>>>>>

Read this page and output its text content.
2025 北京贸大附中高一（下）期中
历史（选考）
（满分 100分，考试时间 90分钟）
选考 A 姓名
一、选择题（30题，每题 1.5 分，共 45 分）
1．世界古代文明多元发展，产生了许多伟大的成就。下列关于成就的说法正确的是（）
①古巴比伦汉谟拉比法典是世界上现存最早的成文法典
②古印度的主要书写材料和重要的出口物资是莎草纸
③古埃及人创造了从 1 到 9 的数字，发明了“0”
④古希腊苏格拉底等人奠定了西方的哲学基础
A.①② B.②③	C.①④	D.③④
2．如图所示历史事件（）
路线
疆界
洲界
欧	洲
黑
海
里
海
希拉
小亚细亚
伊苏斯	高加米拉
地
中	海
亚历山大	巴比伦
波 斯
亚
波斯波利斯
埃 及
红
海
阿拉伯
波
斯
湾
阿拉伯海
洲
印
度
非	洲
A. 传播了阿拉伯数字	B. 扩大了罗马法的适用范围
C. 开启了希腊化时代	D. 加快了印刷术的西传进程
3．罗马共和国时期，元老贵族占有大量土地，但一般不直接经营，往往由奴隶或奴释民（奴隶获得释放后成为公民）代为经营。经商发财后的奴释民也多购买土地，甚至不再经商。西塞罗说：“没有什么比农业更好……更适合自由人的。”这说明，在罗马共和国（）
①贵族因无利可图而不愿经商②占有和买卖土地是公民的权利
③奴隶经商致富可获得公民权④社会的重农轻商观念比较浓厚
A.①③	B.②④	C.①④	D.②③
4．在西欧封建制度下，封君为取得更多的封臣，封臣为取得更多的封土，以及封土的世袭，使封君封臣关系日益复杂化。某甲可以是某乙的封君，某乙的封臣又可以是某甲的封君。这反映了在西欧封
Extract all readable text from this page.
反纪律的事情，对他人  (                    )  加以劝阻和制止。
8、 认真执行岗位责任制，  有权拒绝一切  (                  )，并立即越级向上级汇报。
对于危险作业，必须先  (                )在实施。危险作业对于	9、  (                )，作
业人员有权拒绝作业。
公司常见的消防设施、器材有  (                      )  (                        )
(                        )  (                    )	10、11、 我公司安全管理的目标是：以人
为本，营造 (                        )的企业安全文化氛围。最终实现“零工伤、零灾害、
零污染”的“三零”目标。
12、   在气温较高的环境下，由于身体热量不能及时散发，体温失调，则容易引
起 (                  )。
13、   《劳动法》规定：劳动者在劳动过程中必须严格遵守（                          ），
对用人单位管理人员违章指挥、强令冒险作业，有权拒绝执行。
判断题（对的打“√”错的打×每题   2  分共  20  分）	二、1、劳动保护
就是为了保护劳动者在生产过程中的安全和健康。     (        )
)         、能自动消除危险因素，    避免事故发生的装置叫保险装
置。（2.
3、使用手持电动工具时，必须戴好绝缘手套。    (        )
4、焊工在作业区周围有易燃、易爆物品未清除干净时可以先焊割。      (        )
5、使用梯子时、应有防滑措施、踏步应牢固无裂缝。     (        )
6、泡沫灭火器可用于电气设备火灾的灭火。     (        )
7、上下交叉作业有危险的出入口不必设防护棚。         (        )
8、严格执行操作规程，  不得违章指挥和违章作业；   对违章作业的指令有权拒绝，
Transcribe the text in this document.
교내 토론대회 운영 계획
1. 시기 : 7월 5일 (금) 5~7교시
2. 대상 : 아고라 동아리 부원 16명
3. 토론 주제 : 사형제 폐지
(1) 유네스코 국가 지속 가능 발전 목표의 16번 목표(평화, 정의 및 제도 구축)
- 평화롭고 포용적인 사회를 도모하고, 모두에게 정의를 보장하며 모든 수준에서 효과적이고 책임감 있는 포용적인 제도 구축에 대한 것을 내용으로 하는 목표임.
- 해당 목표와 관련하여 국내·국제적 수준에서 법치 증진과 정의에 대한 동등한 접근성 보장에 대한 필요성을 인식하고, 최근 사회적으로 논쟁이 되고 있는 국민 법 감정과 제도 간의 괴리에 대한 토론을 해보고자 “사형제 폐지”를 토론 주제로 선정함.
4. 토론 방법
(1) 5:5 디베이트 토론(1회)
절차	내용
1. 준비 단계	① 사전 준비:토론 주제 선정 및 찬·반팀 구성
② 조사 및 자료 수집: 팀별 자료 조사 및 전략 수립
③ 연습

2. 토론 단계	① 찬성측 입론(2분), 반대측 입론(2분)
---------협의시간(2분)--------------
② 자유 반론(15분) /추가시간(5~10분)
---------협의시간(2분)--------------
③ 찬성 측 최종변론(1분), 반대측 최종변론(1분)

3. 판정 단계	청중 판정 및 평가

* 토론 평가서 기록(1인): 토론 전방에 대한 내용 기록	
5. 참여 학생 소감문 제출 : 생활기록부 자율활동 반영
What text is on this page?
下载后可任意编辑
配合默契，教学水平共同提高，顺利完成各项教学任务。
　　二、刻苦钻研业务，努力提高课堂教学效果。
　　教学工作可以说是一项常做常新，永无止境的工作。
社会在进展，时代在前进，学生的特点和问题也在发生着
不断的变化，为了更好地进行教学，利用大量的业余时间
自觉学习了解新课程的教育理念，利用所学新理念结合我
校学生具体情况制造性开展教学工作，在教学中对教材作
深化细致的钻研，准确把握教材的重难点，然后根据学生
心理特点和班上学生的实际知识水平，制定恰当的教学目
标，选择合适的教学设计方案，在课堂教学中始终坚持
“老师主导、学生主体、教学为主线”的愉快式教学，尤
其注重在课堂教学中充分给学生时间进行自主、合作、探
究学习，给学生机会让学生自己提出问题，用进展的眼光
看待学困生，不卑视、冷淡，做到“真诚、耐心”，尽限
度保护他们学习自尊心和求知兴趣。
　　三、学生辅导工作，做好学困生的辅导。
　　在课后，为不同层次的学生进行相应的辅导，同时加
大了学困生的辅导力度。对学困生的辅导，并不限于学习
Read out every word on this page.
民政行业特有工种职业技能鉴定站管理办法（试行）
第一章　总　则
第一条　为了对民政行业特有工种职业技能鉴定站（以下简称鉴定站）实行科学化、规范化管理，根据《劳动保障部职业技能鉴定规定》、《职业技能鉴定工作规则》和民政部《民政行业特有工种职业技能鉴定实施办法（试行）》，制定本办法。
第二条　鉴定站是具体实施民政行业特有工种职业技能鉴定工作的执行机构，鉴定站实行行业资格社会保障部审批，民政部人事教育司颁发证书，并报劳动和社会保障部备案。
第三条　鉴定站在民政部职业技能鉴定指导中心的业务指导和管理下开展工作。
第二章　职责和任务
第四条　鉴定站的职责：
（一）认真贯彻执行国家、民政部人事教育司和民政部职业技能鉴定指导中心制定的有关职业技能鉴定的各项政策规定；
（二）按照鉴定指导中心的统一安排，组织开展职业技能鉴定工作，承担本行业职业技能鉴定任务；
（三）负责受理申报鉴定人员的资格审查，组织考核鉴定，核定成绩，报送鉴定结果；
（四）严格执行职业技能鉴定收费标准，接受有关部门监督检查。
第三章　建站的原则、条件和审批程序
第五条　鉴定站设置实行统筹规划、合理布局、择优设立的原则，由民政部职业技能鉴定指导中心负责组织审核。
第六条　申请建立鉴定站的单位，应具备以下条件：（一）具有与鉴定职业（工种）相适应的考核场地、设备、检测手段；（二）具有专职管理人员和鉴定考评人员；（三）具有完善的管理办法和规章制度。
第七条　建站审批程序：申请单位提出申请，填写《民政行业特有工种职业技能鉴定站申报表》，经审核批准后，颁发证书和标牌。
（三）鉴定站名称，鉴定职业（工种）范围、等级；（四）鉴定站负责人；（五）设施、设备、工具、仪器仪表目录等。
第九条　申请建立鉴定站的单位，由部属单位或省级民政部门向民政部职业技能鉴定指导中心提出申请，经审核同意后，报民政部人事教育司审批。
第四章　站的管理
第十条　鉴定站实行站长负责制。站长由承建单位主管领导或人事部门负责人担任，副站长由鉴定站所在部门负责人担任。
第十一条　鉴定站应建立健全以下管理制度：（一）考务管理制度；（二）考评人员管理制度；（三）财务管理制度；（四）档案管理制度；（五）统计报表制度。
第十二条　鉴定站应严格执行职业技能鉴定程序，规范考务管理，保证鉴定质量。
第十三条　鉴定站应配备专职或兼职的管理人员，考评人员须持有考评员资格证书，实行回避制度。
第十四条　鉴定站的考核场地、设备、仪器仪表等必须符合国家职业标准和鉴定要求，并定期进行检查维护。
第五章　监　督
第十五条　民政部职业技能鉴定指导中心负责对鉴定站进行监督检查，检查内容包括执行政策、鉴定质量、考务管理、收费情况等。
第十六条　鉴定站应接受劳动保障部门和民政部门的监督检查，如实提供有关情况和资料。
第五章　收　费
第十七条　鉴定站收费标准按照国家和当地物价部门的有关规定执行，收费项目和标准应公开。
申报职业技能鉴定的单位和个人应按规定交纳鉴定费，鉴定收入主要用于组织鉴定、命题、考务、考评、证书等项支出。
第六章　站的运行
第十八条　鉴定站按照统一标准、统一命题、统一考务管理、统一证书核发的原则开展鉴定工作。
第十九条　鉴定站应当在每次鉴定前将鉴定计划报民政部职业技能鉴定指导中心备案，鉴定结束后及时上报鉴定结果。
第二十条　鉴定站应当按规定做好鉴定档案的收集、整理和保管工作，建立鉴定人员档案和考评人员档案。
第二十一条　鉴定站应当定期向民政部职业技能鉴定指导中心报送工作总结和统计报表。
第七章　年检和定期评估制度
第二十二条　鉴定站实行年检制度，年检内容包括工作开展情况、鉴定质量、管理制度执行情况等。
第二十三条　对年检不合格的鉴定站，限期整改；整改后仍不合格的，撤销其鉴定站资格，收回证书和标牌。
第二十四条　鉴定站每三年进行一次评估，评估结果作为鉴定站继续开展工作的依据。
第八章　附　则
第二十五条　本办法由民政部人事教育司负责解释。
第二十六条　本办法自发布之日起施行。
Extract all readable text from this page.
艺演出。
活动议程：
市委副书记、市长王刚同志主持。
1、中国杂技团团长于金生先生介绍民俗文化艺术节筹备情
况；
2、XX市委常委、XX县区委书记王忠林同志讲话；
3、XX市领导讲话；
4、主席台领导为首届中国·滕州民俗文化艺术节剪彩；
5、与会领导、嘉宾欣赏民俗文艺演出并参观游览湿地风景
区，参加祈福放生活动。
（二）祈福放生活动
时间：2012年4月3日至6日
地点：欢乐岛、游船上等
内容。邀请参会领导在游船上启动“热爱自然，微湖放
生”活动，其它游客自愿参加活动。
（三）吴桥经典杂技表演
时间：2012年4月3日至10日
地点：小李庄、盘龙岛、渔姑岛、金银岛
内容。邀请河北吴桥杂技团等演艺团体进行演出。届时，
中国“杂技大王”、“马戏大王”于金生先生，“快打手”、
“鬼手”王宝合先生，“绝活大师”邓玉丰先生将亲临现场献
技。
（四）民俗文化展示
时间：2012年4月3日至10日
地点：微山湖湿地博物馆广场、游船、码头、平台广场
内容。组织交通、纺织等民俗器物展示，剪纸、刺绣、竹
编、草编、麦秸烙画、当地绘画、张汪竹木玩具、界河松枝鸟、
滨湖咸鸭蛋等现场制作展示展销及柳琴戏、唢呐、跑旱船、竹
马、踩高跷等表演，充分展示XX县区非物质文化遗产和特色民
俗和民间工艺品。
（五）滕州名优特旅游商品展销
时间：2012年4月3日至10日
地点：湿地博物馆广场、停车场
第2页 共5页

<<<<<

» **Problem description**
Copy out every line of the material above that mentions the word "수준에서".

» **Correct result**
- 평화롭고 포용적인 사회를 도모하고, 모두에게 정의를 보장하며 모든 수준에서 효과적이고 책임감 있는 포용적인 제도 구축에 대한 것을 내용으로 하는 목표임.
- 해당 목표와 관련하여 국내·국제적 수준에서 법치 증진과 정의에 대한 동등한 접근성 보장에 대한 필요성을 인식하고, 최근 사회적으로 논쟁이 되고 있는 국민 법 감정과 제도 간의 괴리에 대한 토론을 해보고자 “사형제 폐지”를 토론 주제로 선정함.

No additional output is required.